**YOUR INSTRUCTIONS:** Scan the records for the string "icon"; copy each line where it occurs.

Structured figure records
+--
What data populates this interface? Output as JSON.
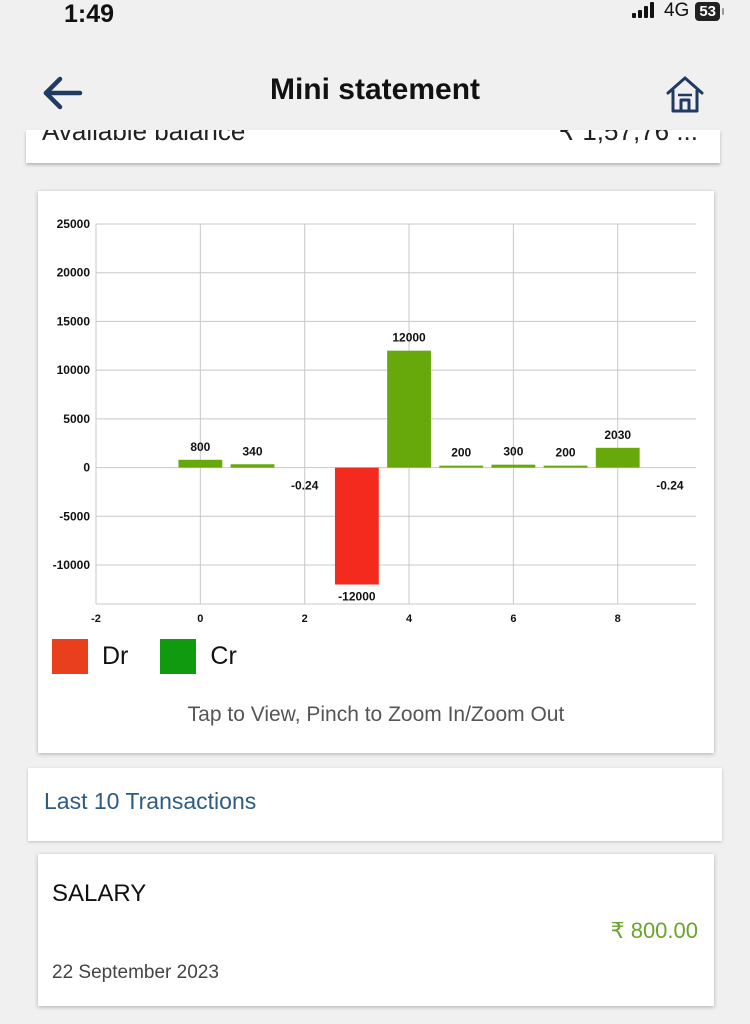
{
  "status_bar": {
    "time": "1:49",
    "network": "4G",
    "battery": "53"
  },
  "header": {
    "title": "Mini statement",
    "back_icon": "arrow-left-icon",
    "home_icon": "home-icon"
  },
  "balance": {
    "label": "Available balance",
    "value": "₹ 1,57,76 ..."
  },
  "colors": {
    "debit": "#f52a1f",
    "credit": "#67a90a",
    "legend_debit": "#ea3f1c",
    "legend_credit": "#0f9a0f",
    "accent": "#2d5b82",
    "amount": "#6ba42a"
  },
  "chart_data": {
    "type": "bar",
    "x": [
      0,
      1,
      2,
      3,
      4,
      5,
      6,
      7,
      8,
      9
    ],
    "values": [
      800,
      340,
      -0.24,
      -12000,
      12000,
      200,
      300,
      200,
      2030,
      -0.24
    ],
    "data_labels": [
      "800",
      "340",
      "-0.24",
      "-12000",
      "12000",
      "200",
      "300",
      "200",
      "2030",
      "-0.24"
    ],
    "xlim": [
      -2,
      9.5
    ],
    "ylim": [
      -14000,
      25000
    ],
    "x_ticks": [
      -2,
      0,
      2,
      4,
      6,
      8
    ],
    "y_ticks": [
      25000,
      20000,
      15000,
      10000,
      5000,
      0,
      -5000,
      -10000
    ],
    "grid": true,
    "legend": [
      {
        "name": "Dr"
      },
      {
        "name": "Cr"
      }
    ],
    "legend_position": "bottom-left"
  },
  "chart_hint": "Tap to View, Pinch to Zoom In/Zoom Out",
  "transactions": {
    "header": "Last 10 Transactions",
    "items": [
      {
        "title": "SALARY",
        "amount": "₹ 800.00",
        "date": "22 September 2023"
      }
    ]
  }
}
+--
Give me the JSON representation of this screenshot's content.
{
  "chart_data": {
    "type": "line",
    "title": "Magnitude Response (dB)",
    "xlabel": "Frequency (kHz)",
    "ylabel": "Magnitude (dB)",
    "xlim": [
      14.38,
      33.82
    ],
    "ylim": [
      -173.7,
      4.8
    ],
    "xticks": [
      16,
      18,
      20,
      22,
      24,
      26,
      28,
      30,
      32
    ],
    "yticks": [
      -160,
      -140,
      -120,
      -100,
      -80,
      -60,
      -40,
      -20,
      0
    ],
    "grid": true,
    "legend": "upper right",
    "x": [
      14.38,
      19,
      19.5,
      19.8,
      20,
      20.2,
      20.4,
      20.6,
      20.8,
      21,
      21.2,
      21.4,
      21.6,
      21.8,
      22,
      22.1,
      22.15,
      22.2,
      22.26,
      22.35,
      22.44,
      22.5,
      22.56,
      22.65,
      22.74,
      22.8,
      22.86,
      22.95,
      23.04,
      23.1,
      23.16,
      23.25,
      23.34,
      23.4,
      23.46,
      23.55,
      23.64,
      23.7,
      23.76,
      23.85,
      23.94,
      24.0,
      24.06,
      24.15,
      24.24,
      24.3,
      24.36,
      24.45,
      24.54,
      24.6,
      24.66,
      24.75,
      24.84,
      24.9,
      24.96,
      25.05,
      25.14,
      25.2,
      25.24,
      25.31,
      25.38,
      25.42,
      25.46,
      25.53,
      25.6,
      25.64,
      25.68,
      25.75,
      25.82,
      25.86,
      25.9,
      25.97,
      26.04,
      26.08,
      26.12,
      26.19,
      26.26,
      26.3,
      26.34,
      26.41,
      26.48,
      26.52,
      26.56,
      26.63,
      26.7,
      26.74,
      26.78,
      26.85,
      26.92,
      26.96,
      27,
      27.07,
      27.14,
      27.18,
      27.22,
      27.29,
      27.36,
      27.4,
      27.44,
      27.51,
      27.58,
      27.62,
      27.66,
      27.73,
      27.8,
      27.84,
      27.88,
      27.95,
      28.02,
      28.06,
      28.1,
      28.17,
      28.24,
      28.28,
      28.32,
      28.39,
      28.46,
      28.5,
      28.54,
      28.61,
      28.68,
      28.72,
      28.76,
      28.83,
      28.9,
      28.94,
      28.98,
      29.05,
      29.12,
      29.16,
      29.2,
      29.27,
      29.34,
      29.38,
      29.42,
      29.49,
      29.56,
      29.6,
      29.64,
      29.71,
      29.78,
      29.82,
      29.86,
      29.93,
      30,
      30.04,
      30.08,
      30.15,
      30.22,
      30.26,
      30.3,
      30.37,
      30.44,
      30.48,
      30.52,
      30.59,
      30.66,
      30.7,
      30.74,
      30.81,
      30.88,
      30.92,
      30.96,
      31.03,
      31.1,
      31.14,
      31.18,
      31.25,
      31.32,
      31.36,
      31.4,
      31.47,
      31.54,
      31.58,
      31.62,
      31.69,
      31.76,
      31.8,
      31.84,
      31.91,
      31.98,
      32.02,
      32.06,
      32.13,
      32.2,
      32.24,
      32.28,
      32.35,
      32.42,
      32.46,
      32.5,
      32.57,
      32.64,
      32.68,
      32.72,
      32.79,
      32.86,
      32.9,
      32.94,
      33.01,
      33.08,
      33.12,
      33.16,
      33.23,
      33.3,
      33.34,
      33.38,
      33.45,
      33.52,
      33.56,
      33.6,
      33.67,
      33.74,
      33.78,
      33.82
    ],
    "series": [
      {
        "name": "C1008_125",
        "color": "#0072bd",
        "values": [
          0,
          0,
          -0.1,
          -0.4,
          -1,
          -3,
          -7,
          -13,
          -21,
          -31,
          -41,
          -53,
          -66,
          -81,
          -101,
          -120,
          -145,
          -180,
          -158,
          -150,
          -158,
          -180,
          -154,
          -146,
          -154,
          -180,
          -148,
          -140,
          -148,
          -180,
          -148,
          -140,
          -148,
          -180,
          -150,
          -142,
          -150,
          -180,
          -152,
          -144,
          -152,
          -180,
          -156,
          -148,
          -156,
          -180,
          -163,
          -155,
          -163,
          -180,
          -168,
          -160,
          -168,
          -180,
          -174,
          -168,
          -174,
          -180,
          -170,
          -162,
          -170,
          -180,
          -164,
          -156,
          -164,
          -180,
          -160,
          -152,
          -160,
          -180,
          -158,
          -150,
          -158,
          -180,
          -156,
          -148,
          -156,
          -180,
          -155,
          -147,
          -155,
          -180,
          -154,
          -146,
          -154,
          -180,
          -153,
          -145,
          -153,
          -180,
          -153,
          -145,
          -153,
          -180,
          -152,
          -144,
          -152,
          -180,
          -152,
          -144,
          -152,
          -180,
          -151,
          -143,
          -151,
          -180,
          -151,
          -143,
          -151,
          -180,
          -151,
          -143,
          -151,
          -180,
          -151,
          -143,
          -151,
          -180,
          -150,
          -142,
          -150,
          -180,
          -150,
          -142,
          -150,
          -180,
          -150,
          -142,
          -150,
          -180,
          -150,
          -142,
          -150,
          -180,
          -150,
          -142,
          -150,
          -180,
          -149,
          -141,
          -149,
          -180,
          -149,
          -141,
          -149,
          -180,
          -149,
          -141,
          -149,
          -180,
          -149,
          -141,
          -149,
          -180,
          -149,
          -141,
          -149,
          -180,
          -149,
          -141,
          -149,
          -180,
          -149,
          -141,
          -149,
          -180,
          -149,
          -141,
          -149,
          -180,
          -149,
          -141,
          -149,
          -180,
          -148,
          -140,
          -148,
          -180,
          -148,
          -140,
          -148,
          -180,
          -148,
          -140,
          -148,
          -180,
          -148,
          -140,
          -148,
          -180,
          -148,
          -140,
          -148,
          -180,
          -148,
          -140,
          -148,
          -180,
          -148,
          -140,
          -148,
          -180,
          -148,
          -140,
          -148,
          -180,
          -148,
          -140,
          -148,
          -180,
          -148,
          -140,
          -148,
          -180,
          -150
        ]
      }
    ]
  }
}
+--
**SOLUTION FOR THIS TASK:**
    "back_icon": "arrow-left-icon",
    "home_icon": "home-icon"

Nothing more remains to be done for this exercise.